▶ _Извлечённый текст_:
• • • • • • •

Хотя Леонтьев — поэт вполне сложившийся, часто даже кокетничающий своим умением, важно отметить эту цитатную «муку идеала», за которой, как хочется надеяться, нацеленность на постоянный творческий рост и поиск. Закономерно возникает вопрос — «куда ж нам плыть?», особенно проблематичный для поэтики с установками на традиционность, принадлежность «школе», стилизацию и цитатность. Тут опять-таки вспомнишь китайцев. Леонтьев, наверное, как никто другой сейчас, знает, что поэзия сама — одна великолепная цитата, и пишет так, будто русской поэзии не триста лет, а три тысячи, будто уже по многу раз использованы все возможные выигрышные сочетания слов и лишь легкая варьяция интонации отличает хорошего поэта от лучшего, а малейшее приращение смысла указывает на выдающегося. Недаром в его обращении «К стихам» находим признание: «Насколько вы лучше, богаче, бесстрашней меня, / Мудрей, целокупней…», — предполагается, что говорит через него русская поэзия. Однако ей всего триста, причем круг (точнее, временной отрезок) предпочтений Леонтьева и того уже, отсюда и неровный, часто провисающий полет его бабочки-Музы. Леонтьев — поэт по преимуществу тогда, когда на первом плане стиль, дыхание, совокупность поэтических качеств, «общий тон строк» — все, что уже сейчас у него настолько отточено, что в дальнейшем можно ожидать прогресса разве что только в области пота и опыта.

• • • • • • •

▶ _Ваши задания_:
1. Как называется обращение Леонтьева, в котором, по словам отрывка о его поэзии, звучит признание «Насколько вы лучше, богаче, бесстрашней меня»?
2. Продолжите отрывок о поэзии Леонтьева, начав сразу после его последнего предложения.

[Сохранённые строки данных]
• • • • • • •

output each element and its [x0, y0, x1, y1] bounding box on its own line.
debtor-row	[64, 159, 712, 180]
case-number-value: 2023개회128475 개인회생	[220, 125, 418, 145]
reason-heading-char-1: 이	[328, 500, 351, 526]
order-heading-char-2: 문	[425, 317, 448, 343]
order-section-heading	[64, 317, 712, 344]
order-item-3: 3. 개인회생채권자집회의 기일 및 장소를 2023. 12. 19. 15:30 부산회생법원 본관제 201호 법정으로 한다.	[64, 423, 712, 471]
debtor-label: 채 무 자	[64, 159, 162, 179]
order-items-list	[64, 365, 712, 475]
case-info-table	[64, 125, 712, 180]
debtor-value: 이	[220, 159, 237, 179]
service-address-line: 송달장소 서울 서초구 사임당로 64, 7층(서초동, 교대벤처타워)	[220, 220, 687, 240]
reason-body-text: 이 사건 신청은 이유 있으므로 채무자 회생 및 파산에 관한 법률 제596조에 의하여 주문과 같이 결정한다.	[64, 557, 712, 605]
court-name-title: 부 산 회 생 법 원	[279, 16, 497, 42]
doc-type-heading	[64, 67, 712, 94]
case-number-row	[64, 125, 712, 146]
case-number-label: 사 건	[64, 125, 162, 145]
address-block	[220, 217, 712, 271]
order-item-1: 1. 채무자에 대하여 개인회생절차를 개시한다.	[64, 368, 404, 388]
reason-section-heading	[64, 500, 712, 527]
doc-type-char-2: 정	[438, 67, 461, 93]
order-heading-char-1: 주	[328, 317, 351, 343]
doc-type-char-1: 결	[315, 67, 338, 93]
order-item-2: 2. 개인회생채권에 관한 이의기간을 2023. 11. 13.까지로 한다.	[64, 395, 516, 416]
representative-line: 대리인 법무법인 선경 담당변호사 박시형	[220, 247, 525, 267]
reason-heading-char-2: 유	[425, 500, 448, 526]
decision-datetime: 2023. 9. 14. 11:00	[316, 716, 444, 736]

• • • • • • •

▶ _Ответы к упражнению_:
1. «К стихам».

2.
Если нынешние «околотридцатилетние» не останутся «незамеченным поколением», заслоненным как предшественниками, так и племенем молодым и незнакомым, то, по очевидной логике событий, их следовало бы счесть не последним поколением XX века, а первым в веке наступающем. Поводов для подобного «оптимизма» немного, но вот, к примеру, — все-таки эти две книжки.